**EXERCISE AIM**:
Name every company mentioned in the passage on remote work below.

**PASSAGE TO READ**:
────────────────
U.S. labor unions have been slow to advocate for updating these outdated laws. One union, the United Electrical, Radio, and Machine Workers of America, has been working to blunt the worst of the abuses. Labor-friendly media have been missing this story as well. Not only should unions advocate to update the laws and limit digital spying, but why not also demand that home-based workers be compensated by employers for use of their house, utilities and the internet? And that the employer remains responsible to provide equipment and a safe workplace, even in the home?
Remote Workforce Growth — the New Normal?
As the number of remote workers rises, concerns are growing among labor advocates that this is quickly becoming the “new normal.” One survey found that 74% of companies intend to keep some proportion of their workforce on a permanent remote status, with nearly a quarter of respondents saying they will move at least 20% of their on-site employees to permanent remote status. Google, whose parent company is Alphabet, recently announced it will keep its 200,000 full-time and contract employees home until at least July 2021, and Mark Zuckerberg predicts half of Facebook employees will work from home over the next decade. HUB International, a global insurance brokerage, has shifted 90% of its 12,000-plus employees to remote status. Teleperformance, the world’s largest call-center company, estimates that nearly 155,000 of its employees — almost half its global workforce — will not return to a physical worksite. A survey of firms by the Survey of Business Uncertainty found that the share of working days spent at home is expected to increase fourfold from a pre-Covid-19 level of 5 percent to 20%. Post-pandemic, many employees will work from home one to three days a week, and come into the office the rest of the time.
But not all at-home workers are created equal. Stanford economist Nicholas Bloom says “This is generating a time bomb for inequality.” More educated, higher-earning employees are far more likely to work from home, continuing to get paid and advance their careers. But many others are unable to work from home, often because they lack suitable space or fast, affordable internet connections, and they are being left behind. “They face bleak prospects if their skills and work experience erode during an extended shutdown and beyond,” says Bloom.
The future of work has become more uncertain than ever. In this “brave new world,” labor unions and advocates must ensure that the pandemic is not misused by businesses as an excuse to worsen conditions for employees who work out of the office. It is easy to imagine how the lines between ‘remote’ work and ‘platform’ work could blur, leading to more ‘Uberization’ as work devolves into ‘independent’ contracts, bogus self-employment and ‘pay-by-project’ arrangements that can be easily outsourced to remote (and lower cost) destinations.
Worker advocates must push for a strong and modern legal data protection framework. And that should include an effective enforcement system against privacy abuse that creates a disincentive against illegal spying behavior. Remote work should not become a downward slide toward a Big Brother panopticon that penetrates into society ever more deeply, including into our homes.
────────────────
[Dataset excerpts]
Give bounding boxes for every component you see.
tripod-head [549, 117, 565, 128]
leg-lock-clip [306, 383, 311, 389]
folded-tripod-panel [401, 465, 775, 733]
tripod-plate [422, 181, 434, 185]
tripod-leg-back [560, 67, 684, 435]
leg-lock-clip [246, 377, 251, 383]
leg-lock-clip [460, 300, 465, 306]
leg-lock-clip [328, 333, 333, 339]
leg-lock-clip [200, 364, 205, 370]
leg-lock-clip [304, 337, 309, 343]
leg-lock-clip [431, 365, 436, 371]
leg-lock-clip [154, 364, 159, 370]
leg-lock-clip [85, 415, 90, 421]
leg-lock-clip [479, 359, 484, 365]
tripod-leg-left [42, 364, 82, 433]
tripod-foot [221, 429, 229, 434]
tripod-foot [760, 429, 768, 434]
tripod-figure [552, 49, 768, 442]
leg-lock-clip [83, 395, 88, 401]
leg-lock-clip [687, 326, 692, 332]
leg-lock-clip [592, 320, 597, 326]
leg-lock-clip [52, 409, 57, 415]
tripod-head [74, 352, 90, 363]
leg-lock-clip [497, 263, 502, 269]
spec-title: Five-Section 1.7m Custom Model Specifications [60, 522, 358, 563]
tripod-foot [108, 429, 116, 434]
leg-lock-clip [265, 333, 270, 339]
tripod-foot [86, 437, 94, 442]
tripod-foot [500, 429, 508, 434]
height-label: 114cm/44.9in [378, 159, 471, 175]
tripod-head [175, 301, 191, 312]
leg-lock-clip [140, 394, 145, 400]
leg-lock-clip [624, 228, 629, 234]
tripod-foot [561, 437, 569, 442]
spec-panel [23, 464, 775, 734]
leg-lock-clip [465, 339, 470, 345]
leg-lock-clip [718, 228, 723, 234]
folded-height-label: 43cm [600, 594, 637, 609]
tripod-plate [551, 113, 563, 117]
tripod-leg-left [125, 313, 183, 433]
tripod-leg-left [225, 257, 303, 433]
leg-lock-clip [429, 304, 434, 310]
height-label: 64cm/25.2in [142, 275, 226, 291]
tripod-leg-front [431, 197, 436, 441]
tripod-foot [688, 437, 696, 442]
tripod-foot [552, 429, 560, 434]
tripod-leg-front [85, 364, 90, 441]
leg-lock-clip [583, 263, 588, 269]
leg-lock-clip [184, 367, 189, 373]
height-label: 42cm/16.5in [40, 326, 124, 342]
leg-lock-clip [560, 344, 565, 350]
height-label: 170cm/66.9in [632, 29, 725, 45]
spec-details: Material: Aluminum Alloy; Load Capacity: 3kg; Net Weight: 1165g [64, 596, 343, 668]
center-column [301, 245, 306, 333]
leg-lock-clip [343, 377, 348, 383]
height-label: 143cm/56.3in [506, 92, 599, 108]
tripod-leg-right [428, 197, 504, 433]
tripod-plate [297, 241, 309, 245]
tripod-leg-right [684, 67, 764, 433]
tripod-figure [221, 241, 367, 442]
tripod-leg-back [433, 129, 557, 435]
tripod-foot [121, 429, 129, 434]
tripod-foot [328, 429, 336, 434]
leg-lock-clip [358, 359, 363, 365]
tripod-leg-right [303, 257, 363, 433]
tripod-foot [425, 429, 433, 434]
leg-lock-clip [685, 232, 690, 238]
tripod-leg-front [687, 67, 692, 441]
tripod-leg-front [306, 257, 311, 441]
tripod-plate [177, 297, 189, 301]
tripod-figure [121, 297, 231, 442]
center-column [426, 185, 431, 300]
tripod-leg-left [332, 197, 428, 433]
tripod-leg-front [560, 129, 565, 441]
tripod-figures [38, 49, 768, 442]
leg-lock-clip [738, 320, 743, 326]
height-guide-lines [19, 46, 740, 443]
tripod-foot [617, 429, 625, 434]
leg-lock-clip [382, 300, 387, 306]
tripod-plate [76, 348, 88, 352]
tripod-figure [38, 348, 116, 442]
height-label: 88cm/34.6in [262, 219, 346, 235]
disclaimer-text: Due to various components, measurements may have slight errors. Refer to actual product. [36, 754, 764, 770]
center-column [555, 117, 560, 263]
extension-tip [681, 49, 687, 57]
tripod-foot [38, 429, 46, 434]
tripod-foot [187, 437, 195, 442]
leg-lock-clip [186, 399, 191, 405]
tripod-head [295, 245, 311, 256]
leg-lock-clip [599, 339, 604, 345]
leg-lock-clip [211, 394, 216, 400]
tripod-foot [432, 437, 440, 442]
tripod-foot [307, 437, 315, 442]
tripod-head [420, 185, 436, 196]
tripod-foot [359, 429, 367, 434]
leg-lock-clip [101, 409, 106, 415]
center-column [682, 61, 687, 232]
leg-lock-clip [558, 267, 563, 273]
────────────────
**EXPECTED ANSWER**:
Google, Alphabet, Facebook, HUB International, Teleperformance